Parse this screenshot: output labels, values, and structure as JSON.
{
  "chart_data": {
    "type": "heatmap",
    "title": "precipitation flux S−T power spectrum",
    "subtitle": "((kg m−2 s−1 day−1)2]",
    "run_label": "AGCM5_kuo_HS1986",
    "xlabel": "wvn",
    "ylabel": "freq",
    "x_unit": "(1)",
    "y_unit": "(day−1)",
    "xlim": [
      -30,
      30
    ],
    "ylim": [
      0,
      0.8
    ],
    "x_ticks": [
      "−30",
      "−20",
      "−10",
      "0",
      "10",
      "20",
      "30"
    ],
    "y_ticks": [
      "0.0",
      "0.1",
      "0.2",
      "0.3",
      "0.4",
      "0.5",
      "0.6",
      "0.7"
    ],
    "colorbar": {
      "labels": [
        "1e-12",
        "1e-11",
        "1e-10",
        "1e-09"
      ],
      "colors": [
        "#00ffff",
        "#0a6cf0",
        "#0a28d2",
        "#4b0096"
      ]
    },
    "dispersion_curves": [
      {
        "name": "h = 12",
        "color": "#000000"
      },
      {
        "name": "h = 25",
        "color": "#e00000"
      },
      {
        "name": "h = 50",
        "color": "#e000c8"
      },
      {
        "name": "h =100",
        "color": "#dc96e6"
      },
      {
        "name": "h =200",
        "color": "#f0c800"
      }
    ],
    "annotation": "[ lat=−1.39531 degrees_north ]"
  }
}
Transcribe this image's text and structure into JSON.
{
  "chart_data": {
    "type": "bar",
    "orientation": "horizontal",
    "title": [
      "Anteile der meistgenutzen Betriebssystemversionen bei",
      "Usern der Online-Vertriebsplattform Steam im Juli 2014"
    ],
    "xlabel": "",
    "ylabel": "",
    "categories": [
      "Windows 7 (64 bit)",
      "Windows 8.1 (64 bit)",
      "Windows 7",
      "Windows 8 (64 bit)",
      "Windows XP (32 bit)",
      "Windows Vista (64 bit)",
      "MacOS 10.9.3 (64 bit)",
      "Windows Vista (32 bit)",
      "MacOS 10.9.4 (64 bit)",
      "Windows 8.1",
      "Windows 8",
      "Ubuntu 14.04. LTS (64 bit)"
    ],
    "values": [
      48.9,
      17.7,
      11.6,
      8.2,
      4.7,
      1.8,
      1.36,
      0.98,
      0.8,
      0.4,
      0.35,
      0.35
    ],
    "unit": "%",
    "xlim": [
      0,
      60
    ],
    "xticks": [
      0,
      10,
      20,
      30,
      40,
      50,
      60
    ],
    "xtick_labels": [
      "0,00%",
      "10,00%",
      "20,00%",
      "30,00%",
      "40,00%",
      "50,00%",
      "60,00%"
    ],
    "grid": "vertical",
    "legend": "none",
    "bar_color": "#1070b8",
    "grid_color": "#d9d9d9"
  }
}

• _TASK DESCRIPTION_
Go through the listing and print each line exactly as it appears.

• _WRITTEN RESPONSE_
Parse this screenshot: output labels, values, and structure as JSON.
{
  "chart_data": {
    "type": "heatmap",
    "title": "precipitation flux S−T power spectrum",
    "subtitle": "((kg m−2 s−1 day−1)2]",
    "run_label": "AGCM5_kuo_HS1986",
    "xlabel": "wvn",
    "ylabel": "freq",
    "x_unit": "(1)",
    "y_unit": "(day−1)",
    "xlim": [
      -30,
      30
    ],
    "ylim": [
      0,
      0.8
    ],
    "x_ticks": [
      "−30",
      "−20",
      "−10",
      "0",
      "10",
      "20",
      "30"
    ],
    "y_ticks": [
      "0.0",
      "0.1",
      "0.2",
      "0.3",
      "0.4",
      "0.5",
      "0.6",
      "0.7"
    ],
    "colorbar": {
      "labels": [
        "1e-12",
        "1e-11",
        "1e-10",
        "1e-09"
      ],
      "colors": [
        "#00ffff",
        "#0a6cf0",
        "#0a28d2",
        "#4b0096"
      ]
    },
    "dispersion_curves": [
      {
        "name": "h = 12",
        "color": "#000000"
      },
      {
        "name": "h = 25",
        "color": "#e00000"
      },
      {
        "name": "h = 50",
        "color": "#e000c8"
      },
      {
        "name": "h =100",
        "color": "#dc96e6"
      },
      {
        "name": "h =200",
        "color": "#f0c800"
      }
    ],
    "annotation": "[ lat=−1.39531 degrees_north ]"
  }
}
Transcribe this image's text and structure into JSON.
{
  "chart_data": {
    "type": "bar",
    "orientation": "horizontal",
    "title": [
      "Anteile der meistgenutzen Betriebssystemversionen bei",
      "Usern der Online-Vertriebsplattform Steam im Juli 2014"
    ],
    "xlabel": "",
    "ylabel": "",
    "categories": [
      "Windows 7 (64 bit)",
      "Windows 8.1 (64 bit)",
      "Windows 7",
      "Windows 8 (64 bit)",
      "Windows XP (32 bit)",
      "Windows Vista (64 bit)",
      "MacOS 10.9.3 (64 bit)",
      "Windows Vista (32 bit)",
      "MacOS 10.9.4 (64 bit)",
      "Windows 8.1",
      "Windows 8",
      "Ubuntu 14.04. LTS (64 bit)"
    ],
    "values": [
      48.9,
      17.7,
      11.6,
      8.2,
      4.7,
      1.8,
      1.36,
      0.98,
      0.8,
      0.4,
      0.35,
      0.35
    ],
    "unit": "%",
    "xlim": [
      0,
      60
    ],
    "xticks": [
      0,
      10,
      20,
      30,
      40,
      50,
      60
    ],
    "xtick_labels": [
      "0,00%",
      "10,00%",
      "20,00%",
      "30,00%",
      "40,00%",
      "50,00%",
      "60,00%"
    ],
    "grid": "vertical",
    "legend": "none",
    "bar_color": "#1070b8",
    "grid_color": "#d9d9d9"
  }
}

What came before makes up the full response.